-- Provided records --
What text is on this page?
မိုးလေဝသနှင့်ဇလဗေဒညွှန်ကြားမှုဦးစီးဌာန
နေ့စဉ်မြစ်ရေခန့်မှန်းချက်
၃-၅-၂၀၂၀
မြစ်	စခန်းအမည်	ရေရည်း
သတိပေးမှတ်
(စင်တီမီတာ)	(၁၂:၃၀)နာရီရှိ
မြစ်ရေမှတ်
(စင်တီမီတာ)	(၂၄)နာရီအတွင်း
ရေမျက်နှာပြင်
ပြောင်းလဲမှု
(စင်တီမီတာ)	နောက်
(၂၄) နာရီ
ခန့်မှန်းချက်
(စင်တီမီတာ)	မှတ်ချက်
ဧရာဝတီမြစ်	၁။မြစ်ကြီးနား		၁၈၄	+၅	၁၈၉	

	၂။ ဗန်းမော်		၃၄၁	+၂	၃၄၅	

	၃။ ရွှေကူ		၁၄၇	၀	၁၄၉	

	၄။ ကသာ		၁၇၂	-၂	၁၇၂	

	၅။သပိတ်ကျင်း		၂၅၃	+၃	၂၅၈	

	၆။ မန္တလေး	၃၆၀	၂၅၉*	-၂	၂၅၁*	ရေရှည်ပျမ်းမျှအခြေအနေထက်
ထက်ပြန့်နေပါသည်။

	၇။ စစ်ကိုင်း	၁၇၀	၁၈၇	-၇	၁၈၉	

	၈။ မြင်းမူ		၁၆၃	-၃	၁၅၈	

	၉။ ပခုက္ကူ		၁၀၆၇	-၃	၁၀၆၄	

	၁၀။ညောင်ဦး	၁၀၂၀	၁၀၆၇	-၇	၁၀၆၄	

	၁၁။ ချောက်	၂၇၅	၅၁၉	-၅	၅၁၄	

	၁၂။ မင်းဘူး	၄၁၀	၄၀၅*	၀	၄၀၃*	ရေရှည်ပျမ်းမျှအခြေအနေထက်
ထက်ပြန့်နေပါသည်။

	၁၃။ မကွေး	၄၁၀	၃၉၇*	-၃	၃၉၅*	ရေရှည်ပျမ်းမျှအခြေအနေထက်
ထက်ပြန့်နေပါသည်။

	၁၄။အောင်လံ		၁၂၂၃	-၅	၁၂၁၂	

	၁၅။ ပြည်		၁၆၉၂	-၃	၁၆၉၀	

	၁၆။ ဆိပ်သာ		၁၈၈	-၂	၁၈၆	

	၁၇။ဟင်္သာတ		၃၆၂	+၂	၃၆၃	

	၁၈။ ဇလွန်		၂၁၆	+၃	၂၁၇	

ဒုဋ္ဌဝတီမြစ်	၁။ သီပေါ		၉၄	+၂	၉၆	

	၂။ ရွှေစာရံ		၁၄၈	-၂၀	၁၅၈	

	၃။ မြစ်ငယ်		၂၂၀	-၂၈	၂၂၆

-- Set exercise --
Reproduce the complete set of lines precisely as supplied.

-- Answer to this problem --
What text is on this page?
မိုးလေဝသနှင့်ဇလဗေဒညွှန်ကြားမှုဦးစီးဌာန
နေ့စဉ်မြစ်ရေခန့်မှန်းချက်
၃-၅-၂၀၂၀
မြစ်	စခန်းအမည်	ရေရည်း
သတိပေးမှတ်
(စင်တီမီတာ)	(၁၂:၃၀)နာရီရှိ
မြစ်ရေမှတ်
(စင်တီမီတာ)	(၂၄)နာရီအတွင်း
ရေမျက်နှာပြင်
ပြောင်းလဲမှု
(စင်တီမီတာ)	နောက်
(၂၄) နာရီ
ခန့်မှန်းချက်
(စင်တီမီတာ)	မှတ်ချက်
ဧရာဝတီမြစ်	၁။မြစ်ကြီးနား		၁၈၄	+၅	၁၈၉	

	၂။ ဗန်းမော်		၃၄၁	+၂	၃၄၅	

	၃။ ရွှေကူ		၁၄၇	၀	၁၄၉	

	၄။ ကသာ		၁၇၂	-၂	၁၇၂	

	၅။သပိတ်ကျင်း		၂၅၃	+၃	၂၅၈	

	၆။ မန္တလေး	၃၆၀	၂၅၉*	-၂	၂၅၁*	ရေရှည်ပျမ်းမျှအခြေအနေထက်
ထက်ပြန့်နေပါသည်။

	၇။ စစ်ကိုင်း	၁၇၀	၁၈၇	-၇	၁၈၉	

	၈။ မြင်းမူ		၁၆၃	-၃	၁၅၈	

	၉။ ပခုက္ကူ		၁၀၆၇	-၃	၁၀၆၄	

	၁၀။ညောင်ဦး	၁၀၂၀	၁၀၆၇	-၇	၁၀၆၄	

	၁၁။ ချောက်	၂၇၅	၅၁၉	-၅	၅၁၄	

	၁၂။ မင်းဘူး	၄၁၀	၄၀၅*	၀	၄၀၃*	ရေရှည်ပျမ်းမျှအခြေအနေထက်
ထက်ပြန့်နေပါသည်။

	၁၃။ မကွေး	၄၁၀	၃၉၇*	-၃	၃၉၅*	ရေရှည်ပျမ်းမျှအခြေအနေထက်
ထက်ပြန့်နေပါသည်။

	၁၄။အောင်လံ		၁၂၂၃	-၅	၁၂၁၂	

	၁၅။ ပြည်		၁၆၉၂	-၃	၁၆၉၀	

	၁၆။ ဆိပ်သာ		၁၈၈	-၂	၁၈၆	

	၁၇။ဟင်္သာတ		၃၆၂	+၂	၃၆၃	

	၁၈။ ဇလွန်		၂၁၆	+၃	၂၁၇	

ဒုဋ္ဌဝတီမြစ်	၁။ သီပေါ		၉၄	+၂	၉၆	

	၂။ ရွှေစာရံ		၁၄၈	-၂၀	၁၅၈	

	၃။ မြစ်ငယ်		၂၂၀	-၂၈	၂၂၆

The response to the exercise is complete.